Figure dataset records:

--- Begin ---

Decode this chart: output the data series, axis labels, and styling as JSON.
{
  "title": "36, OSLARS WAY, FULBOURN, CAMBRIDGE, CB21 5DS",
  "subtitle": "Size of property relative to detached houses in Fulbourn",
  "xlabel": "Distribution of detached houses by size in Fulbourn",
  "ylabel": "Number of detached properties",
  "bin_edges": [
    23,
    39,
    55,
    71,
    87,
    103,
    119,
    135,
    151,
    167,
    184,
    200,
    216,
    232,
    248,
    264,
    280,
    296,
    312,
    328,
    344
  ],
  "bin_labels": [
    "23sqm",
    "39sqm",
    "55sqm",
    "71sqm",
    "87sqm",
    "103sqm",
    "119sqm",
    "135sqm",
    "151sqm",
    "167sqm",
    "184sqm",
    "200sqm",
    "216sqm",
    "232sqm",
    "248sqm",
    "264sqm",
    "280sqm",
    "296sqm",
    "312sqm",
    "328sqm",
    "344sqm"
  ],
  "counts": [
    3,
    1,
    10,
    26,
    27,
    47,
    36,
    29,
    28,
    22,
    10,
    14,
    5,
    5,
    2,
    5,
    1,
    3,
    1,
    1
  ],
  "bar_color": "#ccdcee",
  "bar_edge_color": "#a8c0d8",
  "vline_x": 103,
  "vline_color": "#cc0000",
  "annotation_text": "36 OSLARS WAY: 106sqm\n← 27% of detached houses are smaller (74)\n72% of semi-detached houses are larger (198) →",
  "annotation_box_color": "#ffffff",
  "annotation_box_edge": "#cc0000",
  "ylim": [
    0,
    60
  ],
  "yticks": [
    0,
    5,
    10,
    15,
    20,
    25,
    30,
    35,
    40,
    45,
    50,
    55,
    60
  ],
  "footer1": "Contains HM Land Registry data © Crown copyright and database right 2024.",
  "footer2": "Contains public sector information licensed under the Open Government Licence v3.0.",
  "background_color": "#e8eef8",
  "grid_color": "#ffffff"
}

--- End ---

• _AIM OF THE EXERCISE_: Repeat the material above in full, keeping every word.

• _SOLVED PROBLEM_:
Decode this chart: output the data series, axis labels, and styling as JSON.
{
  "title": "36, OSLARS WAY, FULBOURN, CAMBRIDGE, CB21 5DS",
  "subtitle": "Size of property relative to detached houses in Fulbourn",
  "xlabel": "Distribution of detached houses by size in Fulbourn",
  "ylabel": "Number of detached properties",
  "bin_edges": [
    23,
    39,
    55,
    71,
    87,
    103,
    119,
    135,
    151,
    167,
    184,
    200,
    216,
    232,
    248,
    264,
    280,
    296,
    312,
    328,
    344
  ],
  "bin_labels": [
    "23sqm",
    "39sqm",
    "55sqm",
    "71sqm",
    "87sqm",
    "103sqm",
    "119sqm",
    "135sqm",
    "151sqm",
    "167sqm",
    "184sqm",
    "200sqm",
    "216sqm",
    "232sqm",
    "248sqm",
    "264sqm",
    "280sqm",
    "296sqm",
    "312sqm",
    "328sqm",
    "344sqm"
  ],
  "counts": [
    3,
    1,
    10,
    26,
    27,
    47,
    36,
    29,
    28,
    22,
    10,
    14,
    5,
    5,
    2,
    5,
    1,
    3,
    1,
    1
  ],
  "bar_color": "#ccdcee",
  "bar_edge_color": "#a8c0d8",
  "vline_x": 103,
  "vline_color": "#cc0000",
  "annotation_text": "36 OSLARS WAY: 106sqm\n← 27% of detached houses are smaller (74)\n72% of semi-detached houses are larger (198) →",
  "annotation_box_color": "#ffffff",
  "annotation_box_edge": "#cc0000",
  "ylim": [
    0,
    60
  ],
  "yticks": [
    0,
    5,
    10,
    15,
    20,
    25,
    30,
    35,
    40,
    45,
    50,
    55,
    60
  ],
  "footer1": "Contains HM Land Registry data © Crown copyright and database right 2024.",
  "footer2": "Contains public sector information licensed under the Open Government Licence v3.0.",
  "background_color": "#e8eef8",
  "grid_color": "#ffffff"
}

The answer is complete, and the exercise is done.